◆ Objective
Quote the data below in full, minus the images.

◆ Collected data
++++++++
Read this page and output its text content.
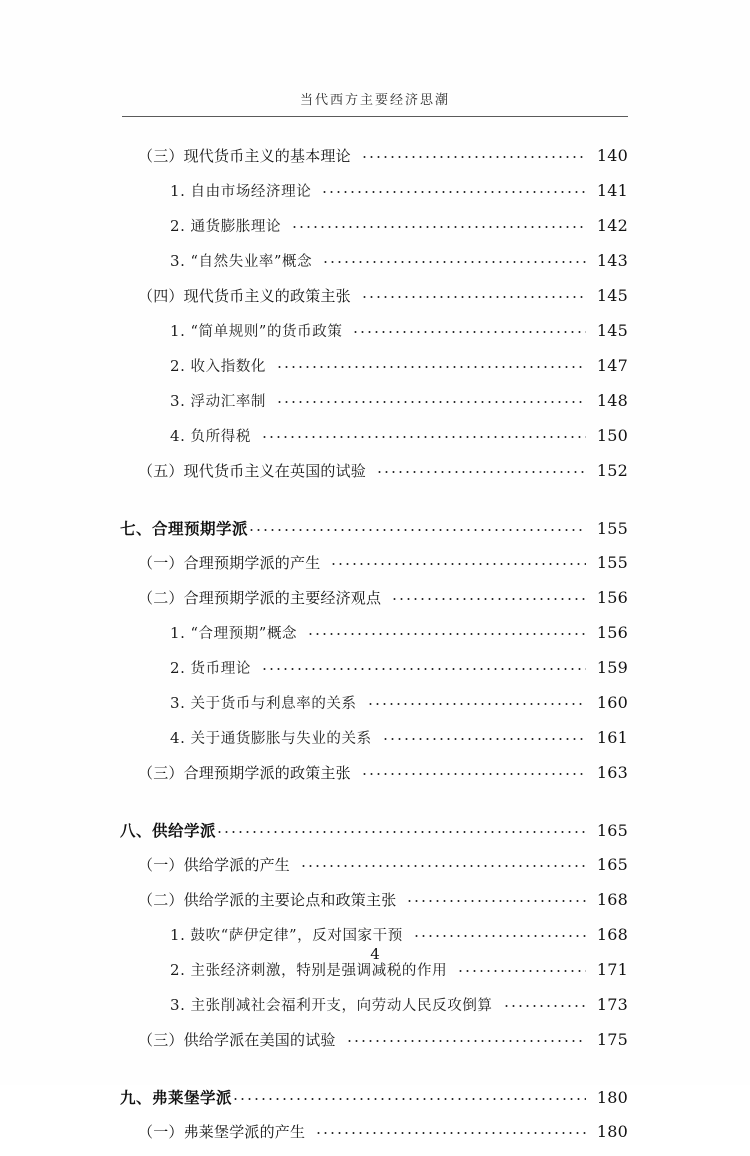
当代西方主要经济思潮
（三）现代货币主义的基本理论	140
1. 自由市场经济理论	141
2. 通货膨胀理论	142
3. “自然失业率”概念	143
（四）现代货币主义的政策主张	145
1. “简单规则”的货币政策	145
2. 收入指数化	147
3. 浮动汇率制	148
4. 负所得税	150
（五）现代货币主义在英国的试验	152
七、合理预期学派	155
（一）合理预期学派的产生	155
（二）合理预期学派的主要经济观点	156
1. “合理预期”概念	156
2. 货币理论	159
3. 关于货币与利息率的关系	160
4. 关于通货膨胀与失业的关系	161
（三）合理预期学派的政策主张	163
八、供给学派	165
（一）供给学派的产生	165
（二）供给学派的主要论点和政策主张	168
1. 鼓吹“萨伊定律”，反对国家干预	168
2. 主张经济刺激，特别是强调减税的作用	171
3. 主张削减社会福利开支，向劳动人民反攻倒算	173
（三）供给学派在美国的试验	175
九、弗莱堡学派	180
（一）弗莱堡学派的产生	180
4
++++++++
◆ Solution for this problem
Read this page and output its text content.
当代西方主要经济思潮
（三）现代货币主义的基本理论	140
1. 自由市场经济理论	141
2. 通货膨胀理论	142
3. “自然失业率”概念	143
（四）现代货币主义的政策主张	145
1. “简单规则”的货币政策	145
2. 收入指数化	147
3. 浮动汇率制	148
4. 负所得税	150
（五）现代货币主义在英国的试验	152
七、合理预期学派	155
（一）合理预期学派的产生	155
（二）合理预期学派的主要经济观点	156
1. “合理预期”概念	156
2. 货币理论	159
3. 关于货币与利息率的关系	160
4. 关于通货膨胀与失业的关系	161
（三）合理预期学派的政策主张	163
八、供给学派	165
（一）供给学派的产生	165
（二）供给学派的主要论点和政策主张	168
1. 鼓吹“萨伊定律”，反对国家干预	168
2. 主张经济刺激，特别是强调减税的作用	171
3. 主张削减社会福利开支，向劳动人民反攻倒算	173
（三）供给学派在美国的试验	175
九、弗莱堡学派	180
（一）弗莱堡学派的产生	180
4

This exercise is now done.